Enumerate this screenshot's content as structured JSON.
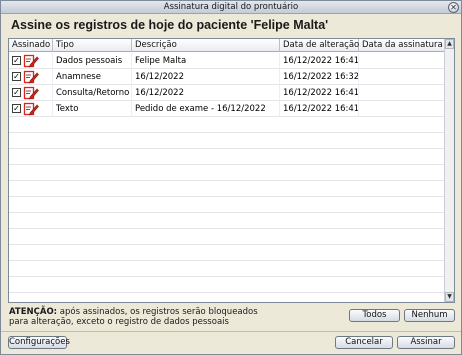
{
  "window": {
    "title": "Assinatura digital do prontuário",
    "close_glyph": "✕"
  },
  "heading": "Assine os registros de hoje do paciente 'Felipe Malta'",
  "table": {
    "columns": [
      "Assinado",
      "Tipo",
      "Descrição",
      "Data de alteração",
      "Data da assinatura"
    ],
    "rows": [
      {
        "checked": true,
        "tipo": "Dados pessoais",
        "descricao": "Felipe Malta",
        "data_alteracao": "16/12/2022 16:41",
        "data_assinatura": ""
      },
      {
        "checked": true,
        "tipo": "Anamnese",
        "descricao": "16/12/2022",
        "data_alteracao": "16/12/2022 16:32",
        "data_assinatura": ""
      },
      {
        "checked": true,
        "tipo": "Consulta/Retorno",
        "descricao": "16/12/2022",
        "data_alteracao": "16/12/2022 16:41",
        "data_assinatura": ""
      },
      {
        "checked": true,
        "tipo": "Texto",
        "descricao": "Pedido de exame - 16/12/2022",
        "data_alteracao": "16/12/2022 16:41",
        "data_assinatura": ""
      }
    ],
    "check_glyph": "✓",
    "row_icon": "sign-document-icon",
    "scroll_up": "▲",
    "scroll_down": "▼"
  },
  "warning": {
    "strong": "ATENÇÃO:",
    "line1": " após assinados, os registros serão bloqueados",
    "line2": "para alteração, exceto o registro de dados pessoais"
  },
  "buttons": {
    "todos": "Todos",
    "nenhum": "Nenhum",
    "configuracoes": "Configurações",
    "cancelar": "Cancelar",
    "assinar": "Assinar"
  },
  "colors": {
    "icon_red": "#d2281e",
    "icon_line": "#7a1a14"
  }
}
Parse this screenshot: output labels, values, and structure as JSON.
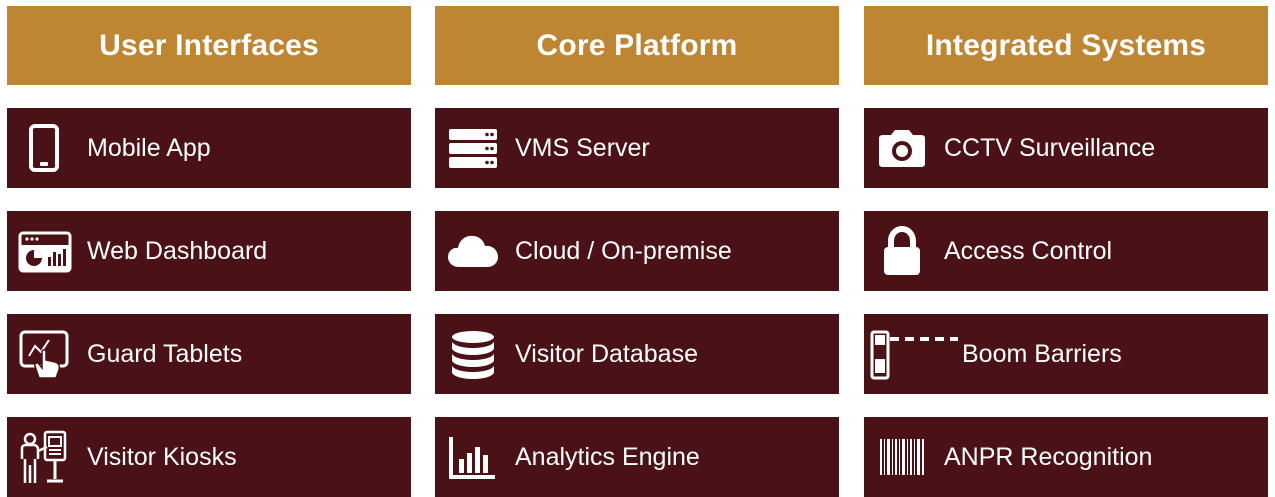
{
  "columns": [
    {
      "title": "User Interfaces",
      "items": [
        {
          "label": "Mobile App",
          "icon": "smartphone-icon"
        },
        {
          "label": "Web Dashboard",
          "icon": "dashboard-icon"
        },
        {
          "label": "Guard Tablets",
          "icon": "tablet-touch-icon"
        },
        {
          "label": "Visitor Kiosks",
          "icon": "kiosk-icon"
        }
      ]
    },
    {
      "title": "Core Platform",
      "items": [
        {
          "label": "VMS Server",
          "icon": "server-icon"
        },
        {
          "label": "Cloud / On-premise",
          "icon": "cloud-icon"
        },
        {
          "label": "Visitor Database",
          "icon": "database-icon"
        },
        {
          "label": "Analytics Engine",
          "icon": "bar-chart-icon"
        }
      ]
    },
    {
      "title": "Integrated Systems",
      "items": [
        {
          "label": "CCTV Surveillance",
          "icon": "camera-icon"
        },
        {
          "label": "Access Control",
          "icon": "lock-icon"
        },
        {
          "label": "Boom Barriers",
          "icon": "boom-barrier-icon"
        },
        {
          "label": "ANPR Recognition",
          "icon": "barcode-icon"
        }
      ]
    }
  ],
  "colors": {
    "header_bg": "#BE8533",
    "item_bg": "#4A1216",
    "text": "#FFFFFF"
  }
}
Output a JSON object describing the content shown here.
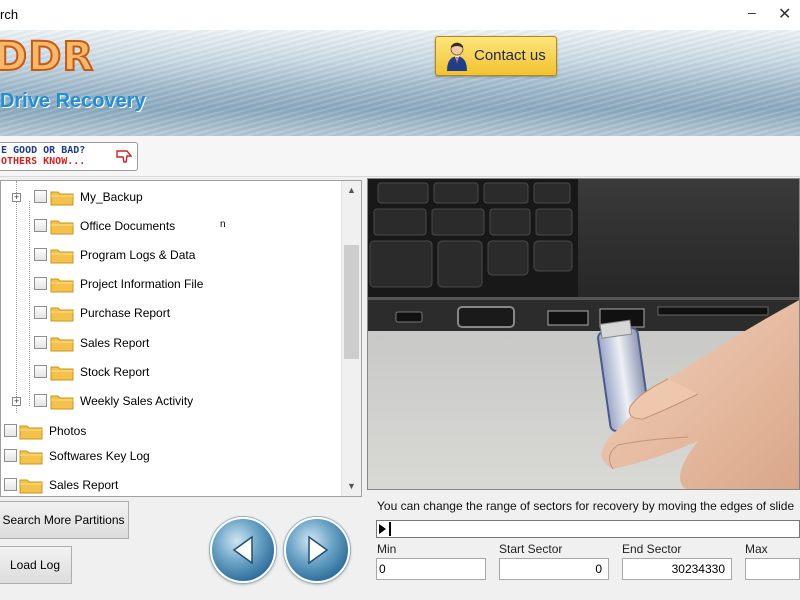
{
  "window": {
    "title": "rch",
    "minimize": "–",
    "close": "✕"
  },
  "header": {
    "logo": "DDR",
    "subtitle": "Drive Recovery",
    "contact_label": "Contact us"
  },
  "rating": {
    "line1": "E GOOD OR BAD?",
    "line2": "OTHERS KNOW..."
  },
  "tree": {
    "items": [
      {
        "label": "My_Backup",
        "expandable": true
      },
      {
        "label": "Office Documents",
        "expandable": false
      },
      {
        "label": "Program Logs & Data",
        "expandable": false
      },
      {
        "label": "Project Information File",
        "expandable": false
      },
      {
        "label": "Purchase Report",
        "expandable": false
      },
      {
        "label": "Sales Report",
        "expandable": false
      },
      {
        "label": "Stock Report",
        "expandable": false
      },
      {
        "label": "Weekly Sales Activity",
        "expandable": true
      },
      {
        "label": "Photos",
        "expandable": false
      },
      {
        "label": "Softwares Key Log",
        "expandable": false
      },
      {
        "label": "Sales Report",
        "expandable": false
      }
    ],
    "stray_mark": "n"
  },
  "sector": {
    "hint": "You can change the range of sectors for recovery by moving the edges of slide",
    "min_label": "Min",
    "min_value": "0",
    "start_label": "Start Sector",
    "start_value": "0",
    "end_label": "End Sector",
    "end_value": "30234330",
    "max_label": "Max",
    "max_value": ""
  },
  "buttons": {
    "search_more": "Search More Partitions",
    "load_log": "Load Log"
  },
  "icons": {
    "contact": "person-icon",
    "rating": "thumb-down-icon",
    "folder": "folder-icon",
    "back": "arrow-left-icon",
    "next": "arrow-right-icon"
  },
  "colors": {
    "logo_fill": "#f7b86a",
    "logo_stroke": "#c65a12",
    "subtitle": "#1f8fd6",
    "contact_button": "#f2c232",
    "nav_button": "#2f6f9c"
  }
}
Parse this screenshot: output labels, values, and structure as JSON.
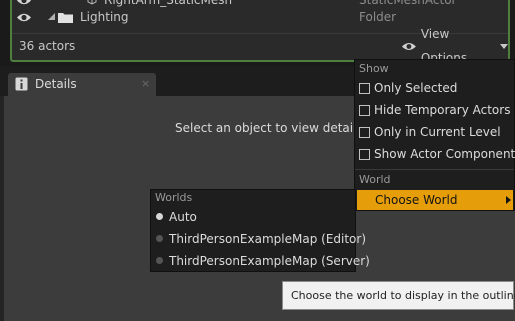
{
  "outliner": {
    "rows": [
      {
        "name": "RightArm_StaticMesh",
        "type": "StaticMeshActor"
      },
      {
        "name": "Lighting",
        "type": "Folder"
      }
    ],
    "actor_count": "36 actors",
    "view_options_label": "View Options"
  },
  "details": {
    "tab_label": "Details",
    "tab_close": "×",
    "empty_message": "Select an object to view details."
  },
  "view_menu": {
    "show_header": "Show",
    "items": [
      {
        "label": "Only Selected",
        "checked": false
      },
      {
        "label": "Hide Temporary Actors",
        "checked": false
      },
      {
        "label": "Only in Current Level",
        "checked": false
      },
      {
        "label": "Show Actor Components",
        "checked": false
      }
    ],
    "world_header": "World",
    "choose_world_label": "Choose World"
  },
  "worlds_submenu": {
    "header": "Worlds",
    "options": [
      {
        "label": "Auto",
        "selected": true
      },
      {
        "label": "ThirdPersonExampleMap (Editor)",
        "selected": false
      },
      {
        "label": "ThirdPersonExampleMap (Server)",
        "selected": false
      }
    ]
  },
  "tooltip": {
    "text": "Choose the world to display in the outliner."
  },
  "colors": {
    "accent": "#e59d0a",
    "selection_border": "#4e7f3c"
  }
}
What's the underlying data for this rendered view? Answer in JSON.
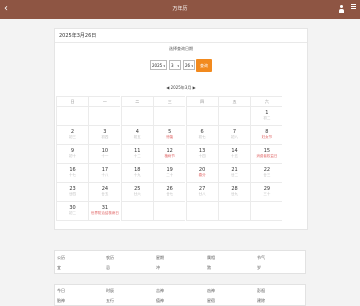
{
  "topbar": {
    "title": "万年历",
    "back_glyph": "‹"
  },
  "card": {
    "date_heading": "2025年3月26日",
    "sub_label": "选择查询日期"
  },
  "controls": {
    "year": "2025",
    "month": "3",
    "day": "26",
    "go_label": "查询"
  },
  "calendar": {
    "caption": "◀ 2025年3月 ▶",
    "weekdays": [
      "日",
      "一",
      "二",
      "三",
      "四",
      "五",
      "六"
    ],
    "rows": [
      [
        {
          "d": "",
          "s": ""
        },
        {
          "d": "",
          "s": ""
        },
        {
          "d": "",
          "s": ""
        },
        {
          "d": "",
          "s": ""
        },
        {
          "d": "",
          "s": ""
        },
        {
          "d": "",
          "s": ""
        },
        {
          "d": "1",
          "s": "初二"
        }
      ],
      [
        {
          "d": "2",
          "s": "初三"
        },
        {
          "d": "3",
          "s": "初四"
        },
        {
          "d": "4",
          "s": "初五"
        },
        {
          "d": "5",
          "s": "惊蛰"
        },
        {
          "d": "6",
          "s": "初七"
        },
        {
          "d": "7",
          "s": "初八"
        },
        {
          "d": "8",
          "s": "妇女节"
        }
      ],
      [
        {
          "d": "9",
          "s": "初十"
        },
        {
          "d": "10",
          "s": "十一"
        },
        {
          "d": "11",
          "s": "十二"
        },
        {
          "d": "12",
          "s": "植树节"
        },
        {
          "d": "13",
          "s": "十四"
        },
        {
          "d": "14",
          "s": "十五"
        },
        {
          "d": "15",
          "s": "消费者权益日"
        }
      ],
      [
        {
          "d": "16",
          "s": "十七"
        },
        {
          "d": "17",
          "s": "十八"
        },
        {
          "d": "18",
          "s": "十九"
        },
        {
          "d": "19",
          "s": "二十"
        },
        {
          "d": "20",
          "s": "春分"
        },
        {
          "d": "21",
          "s": "廿二"
        },
        {
          "d": "22",
          "s": "廿三"
        }
      ],
      [
        {
          "d": "23",
          "s": "廿四"
        },
        {
          "d": "24",
          "s": "廿五"
        },
        {
          "d": "25",
          "s": "廿六"
        },
        {
          "d": "26",
          "s": "廿七"
        },
        {
          "d": "27",
          "s": "廿八"
        },
        {
          "d": "28",
          "s": "廿九"
        },
        {
          "d": "29",
          "s": "三十"
        }
      ],
      [
        {
          "d": "30",
          "s": "初二"
        },
        {
          "d": "31",
          "s": "世界防治结核病日"
        },
        {
          "d": "",
          "s": ""
        },
        {
          "d": "",
          "s": ""
        },
        {
          "d": "",
          "s": ""
        },
        {
          "d": "",
          "s": ""
        },
        {
          "d": "",
          "s": ""
        }
      ]
    ]
  },
  "info_panel_1": {
    "row1": [
      "公历",
      "农历",
      "星期",
      "属相",
      "节气"
    ],
    "row2": [
      "宜",
      "忌",
      "冲",
      "煞",
      "岁"
    ]
  },
  "info_panel_2": {
    "row1": [
      "今日",
      "时辰",
      "吉神",
      "凶神",
      "彭祖"
    ],
    "row2": [
      "胎神",
      "五行",
      "值神",
      "星宿",
      "建除"
    ]
  }
}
........
- _EXERCISE BRIEF_
Tally the lines of the data that contain the string "arrow" and report the total alone.

- _ANSWER TO THE TASK_
2